DO THIS:
Output every line below exactly.

(Stored items)

########################################

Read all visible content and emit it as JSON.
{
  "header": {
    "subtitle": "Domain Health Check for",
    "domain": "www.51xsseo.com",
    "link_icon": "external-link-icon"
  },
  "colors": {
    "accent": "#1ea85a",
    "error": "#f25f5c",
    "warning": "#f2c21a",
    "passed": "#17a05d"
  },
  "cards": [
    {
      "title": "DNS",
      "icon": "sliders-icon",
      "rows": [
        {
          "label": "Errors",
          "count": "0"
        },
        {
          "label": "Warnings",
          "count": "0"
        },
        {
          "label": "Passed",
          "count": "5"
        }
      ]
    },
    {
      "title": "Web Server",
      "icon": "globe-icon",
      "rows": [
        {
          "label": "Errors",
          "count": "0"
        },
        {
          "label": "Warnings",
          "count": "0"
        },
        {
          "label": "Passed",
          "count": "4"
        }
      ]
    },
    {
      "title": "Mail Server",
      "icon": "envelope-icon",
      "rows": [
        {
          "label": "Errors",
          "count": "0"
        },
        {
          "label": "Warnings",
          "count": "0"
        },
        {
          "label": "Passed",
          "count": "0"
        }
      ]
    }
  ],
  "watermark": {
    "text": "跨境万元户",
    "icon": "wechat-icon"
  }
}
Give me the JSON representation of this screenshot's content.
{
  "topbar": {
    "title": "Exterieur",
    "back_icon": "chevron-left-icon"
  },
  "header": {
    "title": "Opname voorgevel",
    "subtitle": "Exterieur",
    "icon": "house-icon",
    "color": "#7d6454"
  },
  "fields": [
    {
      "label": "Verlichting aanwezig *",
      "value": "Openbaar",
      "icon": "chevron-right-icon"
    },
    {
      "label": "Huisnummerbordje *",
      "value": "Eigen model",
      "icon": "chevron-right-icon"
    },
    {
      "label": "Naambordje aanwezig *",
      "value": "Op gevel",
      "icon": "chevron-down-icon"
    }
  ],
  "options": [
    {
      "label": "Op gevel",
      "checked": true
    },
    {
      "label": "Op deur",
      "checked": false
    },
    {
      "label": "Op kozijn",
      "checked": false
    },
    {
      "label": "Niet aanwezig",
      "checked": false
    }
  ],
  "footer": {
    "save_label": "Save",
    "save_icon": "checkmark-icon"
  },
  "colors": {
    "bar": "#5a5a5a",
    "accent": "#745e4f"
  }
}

########################################

WRITTEN ANSWER:
Read all visible content and emit it as JSON.
{
  "header": {
    "subtitle": "Domain Health Check for",
    "domain": "www.51xsseo.com",
    "link_icon": "external-link-icon"
  },
  "colors": {
    "accent": "#1ea85a",
    "error": "#f25f5c",
    "warning": "#f2c21a",
    "passed": "#17a05d"
  },
  "cards": [
    {
      "title": "DNS",
      "icon": "sliders-icon",
      "rows": [
        {
          "label": "Errors",
          "count": "0"
        },
        {
          "label": "Warnings",
          "count": "0"
        },
        {
          "label": "Passed",
          "count": "5"
        }
      ]
    },
    {
      "title": "Web Server",
      "icon": "globe-icon",
      "rows": [
        {
          "label": "Errors",
          "count": "0"
        },
        {
          "label": "Warnings",
          "count": "0"
        },
        {
          "label": "Passed",
          "count": "4"
        }
      ]
    },
    {
      "title": "Mail Server",
      "icon": "envelope-icon",
      "rows": [
        {
          "label": "Errors",
          "count": "0"
        },
        {
          "label": "Warnings",
          "count": "0"
        },
        {
          "label": "Passed",
          "count": "0"
        }
      ]
    }
  ],
  "watermark": {
    "text": "跨境万元户",
    "icon": "wechat-icon"
  }
}
Give me the JSON representation of this screenshot's content.
{
  "topbar": {
    "title": "Exterieur",
    "back_icon": "chevron-left-icon"
  },
  "header": {
    "title": "Opname voorgevel",
    "subtitle": "Exterieur",
    "icon": "house-icon",
    "color": "#7d6454"
  },
  "fields": [
    {
      "label": "Verlichting aanwezig *",
      "value": "Openbaar",
      "icon": "chevron-right-icon"
    },
    {
      "label": "Huisnummerbordje *",
      "value": "Eigen model",
      "icon": "chevron-right-icon"
    },
    {
      "label": "Naambordje aanwezig *",
      "value": "Op gevel",
      "icon": "chevron-down-icon"
    }
  ],
  "options": [
    {
      "label": "Op gevel",
      "checked": true
    },
    {
      "label": "Op deur",
      "checked": false
    },
    {
      "label": "Op kozijn",
      "checked": false
    },
    {
      "label": "Niet aanwezig",
      "checked": false
    }
  ],
  "footer": {
    "save_label": "Save",
    "save_icon": "checkmark-icon"
  },
  "colors": {
    "bar": "#5a5a5a",
    "accent": "#745e4f"
  }
}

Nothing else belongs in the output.